══ Exercise materials
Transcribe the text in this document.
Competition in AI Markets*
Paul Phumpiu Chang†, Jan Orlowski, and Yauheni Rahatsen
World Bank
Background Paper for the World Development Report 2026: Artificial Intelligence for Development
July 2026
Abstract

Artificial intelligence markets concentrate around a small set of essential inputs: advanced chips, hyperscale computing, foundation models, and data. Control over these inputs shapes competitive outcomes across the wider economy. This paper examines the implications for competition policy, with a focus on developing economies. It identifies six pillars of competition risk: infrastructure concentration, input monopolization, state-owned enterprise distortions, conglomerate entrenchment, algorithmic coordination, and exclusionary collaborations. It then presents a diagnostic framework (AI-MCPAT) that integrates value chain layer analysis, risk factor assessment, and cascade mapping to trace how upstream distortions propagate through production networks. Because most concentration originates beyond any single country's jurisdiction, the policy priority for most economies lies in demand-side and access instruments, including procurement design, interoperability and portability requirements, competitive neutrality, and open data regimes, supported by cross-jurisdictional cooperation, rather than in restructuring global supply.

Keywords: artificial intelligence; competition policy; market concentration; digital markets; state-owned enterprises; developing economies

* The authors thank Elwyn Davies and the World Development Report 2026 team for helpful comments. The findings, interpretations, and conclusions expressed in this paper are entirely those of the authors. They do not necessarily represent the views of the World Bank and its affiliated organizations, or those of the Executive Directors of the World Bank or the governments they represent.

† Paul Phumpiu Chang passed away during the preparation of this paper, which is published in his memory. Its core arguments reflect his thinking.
════
══ Exercise materials
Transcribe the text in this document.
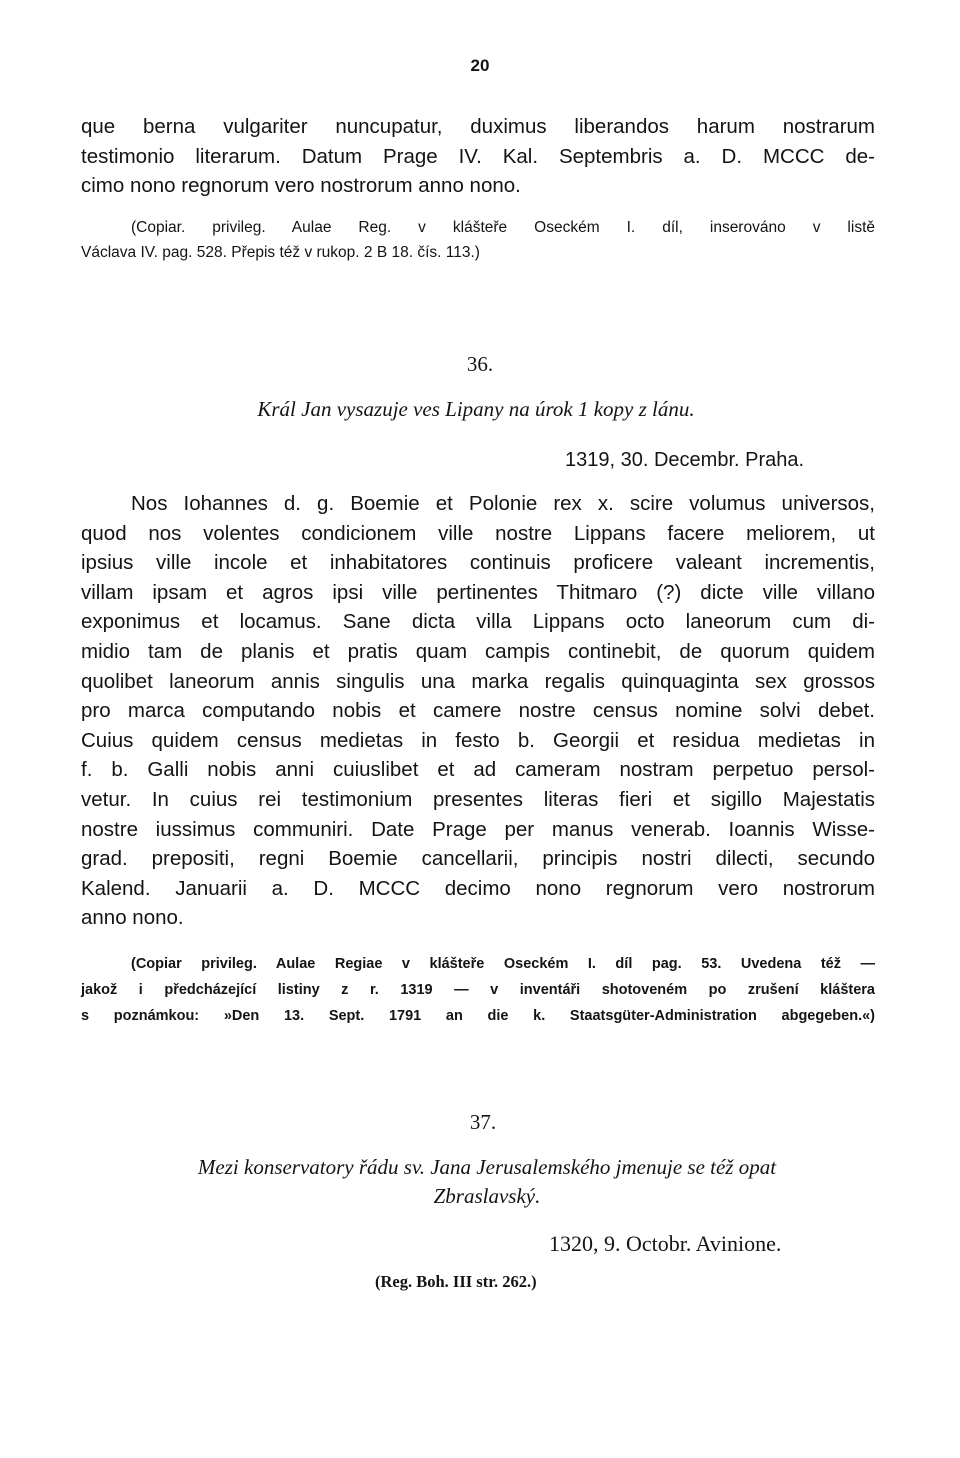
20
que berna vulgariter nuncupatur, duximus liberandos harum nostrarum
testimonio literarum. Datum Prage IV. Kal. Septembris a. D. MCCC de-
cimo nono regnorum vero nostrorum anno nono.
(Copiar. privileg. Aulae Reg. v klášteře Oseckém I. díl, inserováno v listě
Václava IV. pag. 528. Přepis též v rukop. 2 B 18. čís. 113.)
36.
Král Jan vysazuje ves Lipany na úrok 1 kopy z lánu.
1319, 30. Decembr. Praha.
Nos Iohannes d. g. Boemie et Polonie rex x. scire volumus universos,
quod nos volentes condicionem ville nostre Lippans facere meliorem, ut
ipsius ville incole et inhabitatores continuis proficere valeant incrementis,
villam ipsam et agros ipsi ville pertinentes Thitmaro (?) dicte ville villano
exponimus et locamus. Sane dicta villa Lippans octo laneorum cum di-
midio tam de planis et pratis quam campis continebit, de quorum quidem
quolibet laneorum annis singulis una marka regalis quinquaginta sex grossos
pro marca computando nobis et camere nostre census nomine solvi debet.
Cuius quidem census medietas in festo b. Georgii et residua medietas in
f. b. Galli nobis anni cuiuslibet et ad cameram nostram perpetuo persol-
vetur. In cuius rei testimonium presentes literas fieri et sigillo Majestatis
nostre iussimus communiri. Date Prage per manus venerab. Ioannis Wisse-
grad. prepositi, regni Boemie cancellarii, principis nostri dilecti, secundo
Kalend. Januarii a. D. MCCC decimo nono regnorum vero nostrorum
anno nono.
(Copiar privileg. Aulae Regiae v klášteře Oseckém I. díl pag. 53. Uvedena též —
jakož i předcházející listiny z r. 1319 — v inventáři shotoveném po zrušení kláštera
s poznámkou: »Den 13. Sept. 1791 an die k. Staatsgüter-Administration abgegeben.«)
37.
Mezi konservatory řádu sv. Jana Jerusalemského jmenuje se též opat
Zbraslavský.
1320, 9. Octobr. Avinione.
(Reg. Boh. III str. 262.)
════
Objective:
Ascertain the number of lines in the entries that include the word "census", and report only that number.

Task output:
2